======== Data for the task ========

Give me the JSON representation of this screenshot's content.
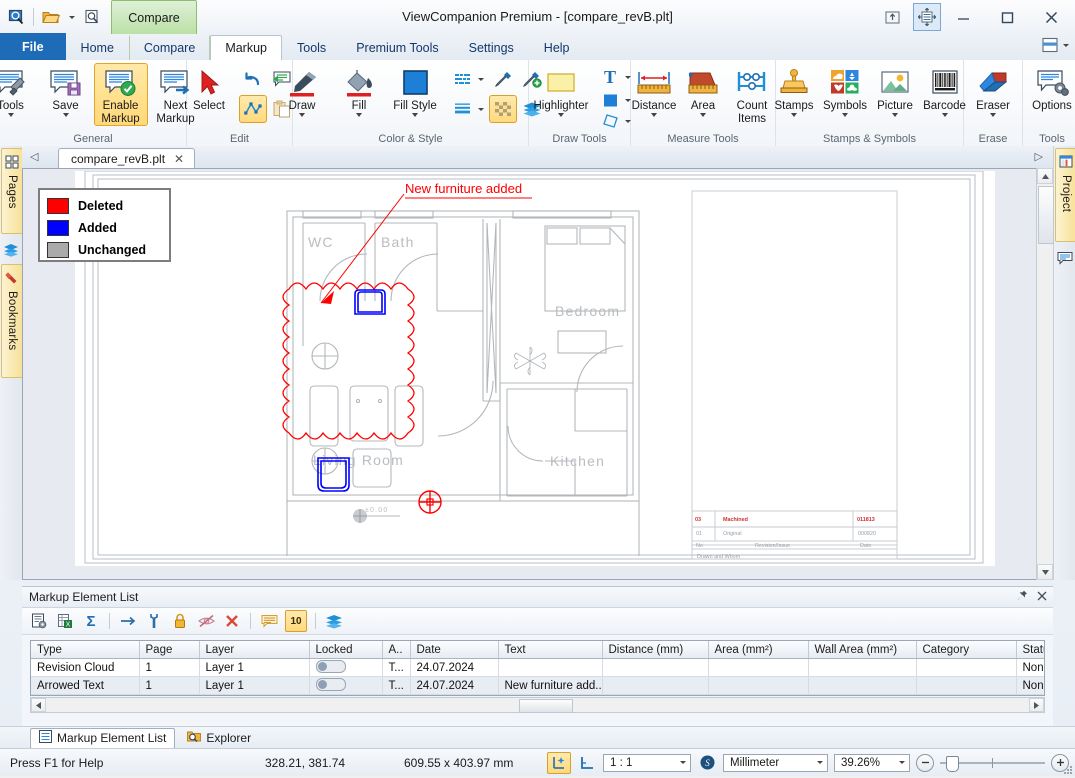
{
  "window": {
    "title": "ViewCompanion Premium - [compare_revB.plt]",
    "floating_tab": "Compare",
    "minimize": "–",
    "maximize": "□",
    "close": "✕"
  },
  "quick_access": {
    "items": [
      {
        "name": "app-icon",
        "icon": "magnifier-screen-icon"
      },
      {
        "name": "open-folder",
        "icon": "folder-icon"
      },
      {
        "name": "open-folder-dropdown",
        "icon": "chevron-down-icon"
      },
      {
        "name": "preview",
        "icon": "preview-magnifier-icon"
      },
      {
        "name": "qat-more",
        "icon": "more-icon"
      }
    ]
  },
  "ribbon": {
    "tabs": [
      {
        "label": "File",
        "active": false,
        "file": true
      },
      {
        "label": "Home",
        "active": false
      },
      {
        "label": "Compare",
        "active": false
      },
      {
        "label": "Markup",
        "active": true
      },
      {
        "label": "Tools",
        "active": false
      },
      {
        "label": "Premium Tools",
        "active": false
      },
      {
        "label": "Settings",
        "active": false
      },
      {
        "label": "Help",
        "active": false
      }
    ],
    "groups": [
      {
        "title": "General",
        "buttons": [
          {
            "label": "Tools",
            "icon": "markup-tools-icon",
            "dropdown": true,
            "selected": false
          },
          {
            "label": "Save",
            "icon": "markup-save-icon",
            "dropdown": true,
            "selected": false
          },
          {
            "label": "Enable Markup",
            "icon": "markup-enable-icon",
            "dropdown": false,
            "selected": true
          },
          {
            "label": "Next Markup",
            "icon": "markup-next-icon",
            "dropdown": false,
            "selected": false
          }
        ]
      },
      {
        "title": "Edit",
        "buttons": [
          {
            "label": "Select",
            "icon": "arrow-cursor-icon",
            "dropdown": false,
            "selected": false
          }
        ],
        "minis": [
          {
            "name": "undo-icon",
            "selected": false
          },
          {
            "name": "edit-text-icon",
            "selected": false
          },
          {
            "name": "edit-nodes-icon",
            "selected": true
          },
          {
            "name": "paste-icon",
            "selected": false
          }
        ]
      },
      {
        "title": "Color & Style",
        "buttons": [
          {
            "label": "Draw",
            "icon": "draw-brush-icon",
            "dropdown": true,
            "selected": false
          },
          {
            "label": "Fill",
            "icon": "fill-bucket-icon",
            "dropdown": true,
            "selected": false
          },
          {
            "label": "Fill Style",
            "icon": "fill-style-swatch-icon",
            "dropdown": true,
            "selected": false
          }
        ],
        "minis": [
          {
            "name": "line-style-icon",
            "selected": false
          },
          {
            "name": "line-style-dropdown-icon",
            "selected": false
          },
          {
            "name": "eyedropper-icon",
            "selected": false
          },
          {
            "name": "eyedropper-add-icon",
            "selected": false
          },
          {
            "name": "line-width-icon",
            "selected": false
          },
          {
            "name": "line-width-dropdown-icon",
            "selected": false
          },
          {
            "name": "transparency-checker-icon",
            "selected": true
          },
          {
            "name": "layers-icon",
            "selected": false
          }
        ]
      },
      {
        "title": "Draw Tools",
        "buttons": [
          {
            "label": "Highlighter",
            "icon": "highlighter-rect-icon",
            "dropdown": true,
            "selected": false
          }
        ],
        "minis": [
          {
            "name": "text-tool-icon",
            "selected": false
          },
          {
            "name": "text-dropdown-icon",
            "selected": false
          },
          {
            "name": "rectangle-fill-icon",
            "selected": false
          },
          {
            "name": "rectangle-dropdown-icon",
            "selected": false
          },
          {
            "name": "polygon-shape-icon",
            "selected": false
          },
          {
            "name": "polygon-dropdown-icon",
            "selected": false
          }
        ]
      },
      {
        "title": "Measure Tools",
        "buttons": [
          {
            "label": "Distance",
            "icon": "measure-distance-icon",
            "dropdown": true,
            "selected": false
          },
          {
            "label": "Area",
            "icon": "measure-area-icon",
            "dropdown": true,
            "selected": false
          },
          {
            "label": "Count Items",
            "icon": "count-items-icon",
            "dropdown": false,
            "selected": false
          }
        ]
      },
      {
        "title": "Stamps & Symbols",
        "buttons": [
          {
            "label": "Stamps",
            "icon": "stamp-icon",
            "dropdown": true,
            "selected": false
          },
          {
            "label": "Symbols",
            "icon": "symbols-grid-icon",
            "dropdown": true,
            "selected": false
          },
          {
            "label": "Picture",
            "icon": "picture-icon",
            "dropdown": true,
            "selected": false
          },
          {
            "label": "Barcode",
            "icon": "barcode-icon",
            "dropdown": true,
            "selected": false
          }
        ]
      },
      {
        "title": "Erase",
        "buttons": [
          {
            "label": "Eraser",
            "icon": "eraser-icon",
            "dropdown": true,
            "selected": false
          }
        ]
      },
      {
        "title": "Tools",
        "buttons": [
          {
            "label": "Options",
            "icon": "markup-options-icon",
            "dropdown": false,
            "selected": false
          }
        ]
      }
    ]
  },
  "left_rail": {
    "tabs": [
      {
        "label": "Pages",
        "icon": "pages-grid-icon"
      },
      {
        "label": "Bookmarks",
        "icon": "bookmark-ribbon-icon"
      }
    ],
    "standalone_icon": "layers-stack-icon"
  },
  "right_rail": {
    "tabs": [
      {
        "label": "Project",
        "icon": "project-panel-icon"
      }
    ],
    "standalone_icon": "comment-balloon-icon"
  },
  "document": {
    "tab_label": "compare_revB.plt",
    "tab_close": "✕",
    "nav_left": "◁",
    "nav_right": "▷"
  },
  "legend": {
    "rows": [
      {
        "label": "Deleted",
        "color": "#ff0000"
      },
      {
        "label": "Added",
        "color": "#0000ff"
      },
      {
        "label": "Unchanged",
        "color": "#aaaaaa"
      }
    ]
  },
  "drawing": {
    "annotation_text": "New furniture added",
    "annotation_color": "#ff0000",
    "room_labels": [
      "WC",
      "Bath",
      "Bedroom",
      "Living Room",
      "Kitchen"
    ],
    "dim_label": "±0.00"
  },
  "markup_panel": {
    "title": "Markup Element List",
    "pin": "📌",
    "close": "✕",
    "toolbar": [
      {
        "name": "properties-icon",
        "label": ""
      },
      {
        "name": "export-excel-icon",
        "label": ""
      },
      {
        "name": "sum-sigma-icon",
        "label": "Σ"
      },
      {
        "name": "goto-arrow-icon",
        "label": "→"
      },
      {
        "name": "settings-wrench-icon",
        "label": ""
      },
      {
        "name": "lock-icon",
        "label": ""
      },
      {
        "name": "hide-icon",
        "label": ""
      },
      {
        "name": "delete-icon",
        "label": "✕"
      },
      {
        "name": "comment-icon",
        "label": ""
      },
      {
        "name": "count-badge-icon",
        "label": "10"
      },
      {
        "name": "layers-icon",
        "label": ""
      }
    ],
    "columns": [
      "Type",
      "Page",
      "Layer",
      "Locked",
      "A..",
      "Date",
      "Text",
      "Distance (mm)",
      "Area (mm²)",
      "Wall Area (mm²)",
      "Category",
      "Status"
    ],
    "rows": [
      {
        "Type": "Revision Cloud",
        "Page": "1",
        "Layer": "Layer 1",
        "Locked": "toggle-off",
        "A..": "T...",
        "Date": "24.07.2024",
        "Text": "",
        "Distance (mm)": "",
        "Area (mm²)": "",
        "Wall Area (mm²)": "",
        "Category": "",
        "Status": "None"
      },
      {
        "Type": "Arrowed Text",
        "Page": "1",
        "Layer": "Layer 1",
        "Locked": "toggle-off",
        "A..": "T...",
        "Date": "24.07.2024",
        "Text": "New furniture add...",
        "Distance (mm)": "",
        "Area (mm²)": "",
        "Wall Area (mm²)": "",
        "Category": "",
        "Status": "None"
      }
    ]
  },
  "bottom_tabs": [
    {
      "label": "Markup Element List",
      "icon": "list-icon",
      "active": true
    },
    {
      "label": "Explorer",
      "icon": "explorer-folder-icon",
      "active": false
    }
  ],
  "status_bar": {
    "help": "Press F1 for Help",
    "coordinates": "328.21, 381.74",
    "page_size": "609.55 x 403.97 mm",
    "scale_icon": "scale-set-icon",
    "measure_icon": "measure-corner-icon",
    "scale_value": "1 : 1",
    "units_icon": "units-globe-icon",
    "units_value": "Millimeter",
    "zoom_value": "39.26%",
    "zoom_out": "−",
    "zoom_in": "+"
  }
}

========

Find and copy every line in the entries above where the string "width" occurs.

▶ **Result for this exercise**
            "name": "line-width-icon",
            "name": "line-width-dropdown-icon",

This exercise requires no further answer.